## Goal of the exercise
Reproduce all the entries exactly.

++++

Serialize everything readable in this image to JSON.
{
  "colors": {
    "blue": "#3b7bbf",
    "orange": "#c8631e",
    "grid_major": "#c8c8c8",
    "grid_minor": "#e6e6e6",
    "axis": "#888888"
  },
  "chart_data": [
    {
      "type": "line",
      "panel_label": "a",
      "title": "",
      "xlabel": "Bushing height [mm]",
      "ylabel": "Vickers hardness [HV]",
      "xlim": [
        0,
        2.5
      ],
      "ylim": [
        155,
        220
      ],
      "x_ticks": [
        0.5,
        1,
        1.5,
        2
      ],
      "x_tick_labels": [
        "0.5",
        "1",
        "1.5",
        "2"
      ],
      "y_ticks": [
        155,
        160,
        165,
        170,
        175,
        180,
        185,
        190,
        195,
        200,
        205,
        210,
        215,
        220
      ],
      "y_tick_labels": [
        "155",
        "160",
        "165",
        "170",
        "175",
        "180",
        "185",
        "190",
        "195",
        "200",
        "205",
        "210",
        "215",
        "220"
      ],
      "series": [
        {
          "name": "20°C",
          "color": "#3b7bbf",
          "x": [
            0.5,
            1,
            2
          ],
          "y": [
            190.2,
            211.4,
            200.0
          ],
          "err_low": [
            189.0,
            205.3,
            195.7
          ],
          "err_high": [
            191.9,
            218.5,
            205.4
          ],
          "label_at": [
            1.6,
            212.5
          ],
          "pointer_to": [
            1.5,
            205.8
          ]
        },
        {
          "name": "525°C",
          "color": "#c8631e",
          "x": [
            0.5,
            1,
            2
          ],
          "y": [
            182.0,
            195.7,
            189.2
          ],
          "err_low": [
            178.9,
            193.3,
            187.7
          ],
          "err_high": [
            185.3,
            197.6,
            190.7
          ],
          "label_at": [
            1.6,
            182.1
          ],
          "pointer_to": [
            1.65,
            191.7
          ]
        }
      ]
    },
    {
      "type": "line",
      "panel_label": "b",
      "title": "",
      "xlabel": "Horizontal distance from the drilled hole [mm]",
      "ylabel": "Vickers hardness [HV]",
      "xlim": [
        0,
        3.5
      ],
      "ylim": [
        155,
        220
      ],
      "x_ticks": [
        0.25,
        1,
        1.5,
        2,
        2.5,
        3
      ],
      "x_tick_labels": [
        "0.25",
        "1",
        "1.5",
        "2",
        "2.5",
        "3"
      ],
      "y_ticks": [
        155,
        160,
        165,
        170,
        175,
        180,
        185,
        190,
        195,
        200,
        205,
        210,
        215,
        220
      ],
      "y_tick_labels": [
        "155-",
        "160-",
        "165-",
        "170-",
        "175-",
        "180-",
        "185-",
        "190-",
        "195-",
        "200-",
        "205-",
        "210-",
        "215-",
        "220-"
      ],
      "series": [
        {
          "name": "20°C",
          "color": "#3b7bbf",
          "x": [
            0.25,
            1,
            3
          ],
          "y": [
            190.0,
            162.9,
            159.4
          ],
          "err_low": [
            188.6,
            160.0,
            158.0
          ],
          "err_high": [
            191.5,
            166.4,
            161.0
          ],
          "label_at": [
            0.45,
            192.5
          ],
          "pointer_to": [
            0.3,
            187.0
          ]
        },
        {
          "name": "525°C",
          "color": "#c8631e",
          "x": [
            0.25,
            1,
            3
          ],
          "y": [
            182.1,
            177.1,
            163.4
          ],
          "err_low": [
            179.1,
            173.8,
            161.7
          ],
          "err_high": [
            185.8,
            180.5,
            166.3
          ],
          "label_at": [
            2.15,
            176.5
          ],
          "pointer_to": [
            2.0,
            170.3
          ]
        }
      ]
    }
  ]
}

++++

## Written answer
Serialize everything readable in this image to JSON.
{
  "colors": {
    "blue": "#3b7bbf",
    "orange": "#c8631e",
    "grid_major": "#c8c8c8",
    "grid_minor": "#e6e6e6",
    "axis": "#888888"
  },
  "chart_data": [
    {
      "type": "line",
      "panel_label": "a",
      "title": "",
      "xlabel": "Bushing height [mm]",
      "ylabel": "Vickers hardness [HV]",
      "xlim": [
        0,
        2.5
      ],
      "ylim": [
        155,
        220
      ],
      "x_ticks": [
        0.5,
        1,
        1.5,
        2
      ],
      "x_tick_labels": [
        "0.5",
        "1",
        "1.5",
        "2"
      ],
      "y_ticks": [
        155,
        160,
        165,
        170,
        175,
        180,
        185,
        190,
        195,
        200,
        205,
        210,
        215,
        220
      ],
      "y_tick_labels": [
        "155",
        "160",
        "165",
        "170",
        "175",
        "180",
        "185",
        "190",
        "195",
        "200",
        "205",
        "210",
        "215",
        "220"
      ],
      "series": [
        {
          "name": "20°C",
          "color": "#3b7bbf",
          "x": [
            0.5,
            1,
            2
          ],
          "y": [
            190.2,
            211.4,
            200.0
          ],
          "err_low": [
            189.0,
            205.3,
            195.7
          ],
          "err_high": [
            191.9,
            218.5,
            205.4
          ],
          "label_at": [
            1.6,
            212.5
          ],
          "pointer_to": [
            1.5,
            205.8
          ]
        },
        {
          "name": "525°C",
          "color": "#c8631e",
          "x": [
            0.5,
            1,
            2
          ],
          "y": [
            182.0,
            195.7,
            189.2
          ],
          "err_low": [
            178.9,
            193.3,
            187.7
          ],
          "err_high": [
            185.3,
            197.6,
            190.7
          ],
          "label_at": [
            1.6,
            182.1
          ],
          "pointer_to": [
            1.65,
            191.7
          ]
        }
      ]
    },
    {
      "type": "line",
      "panel_label": "b",
      "title": "",
      "xlabel": "Horizontal distance from the drilled hole [mm]",
      "ylabel": "Vickers hardness [HV]",
      "xlim": [
        0,
        3.5
      ],
      "ylim": [
        155,
        220
      ],
      "x_ticks": [
        0.25,
        1,
        1.5,
        2,
        2.5,
        3
      ],
      "x_tick_labels": [
        "0.25",
        "1",
        "1.5",
        "2",
        "2.5",
        "3"
      ],
      "y_ticks": [
        155,
        160,
        165,
        170,
        175,
        180,
        185,
        190,
        195,
        200,
        205,
        210,
        215,
        220
      ],
      "y_tick_labels": [
        "155-",
        "160-",
        "165-",
        "170-",
        "175-",
        "180-",
        "185-",
        "190-",
        "195-",
        "200-",
        "205-",
        "210-",
        "215-",
        "220-"
      ],
      "series": [
        {
          "name": "20°C",
          "color": "#3b7bbf",
          "x": [
            0.25,
            1,
            3
          ],
          "y": [
            190.0,
            162.9,
            159.4
          ],
          "err_low": [
            188.6,
            160.0,
            158.0
          ],
          "err_high": [
            191.5,
            166.4,
            161.0
          ],
          "label_at": [
            0.45,
            192.5
          ],
          "pointer_to": [
            0.3,
            187.0
          ]
        },
        {
          "name": "525°C",
          "color": "#c8631e",
          "x": [
            0.25,
            1,
            3
          ],
          "y": [
            182.1,
            177.1,
            163.4
          ],
          "err_low": [
            179.1,
            173.8,
            161.7
          ],
          "err_high": [
            185.8,
            180.5,
            166.3
          ],
          "label_at": [
            2.15,
            176.5
          ],
          "pointer_to": [
            2.0,
            170.3
          ]
        }
      ]
    }
  ]
}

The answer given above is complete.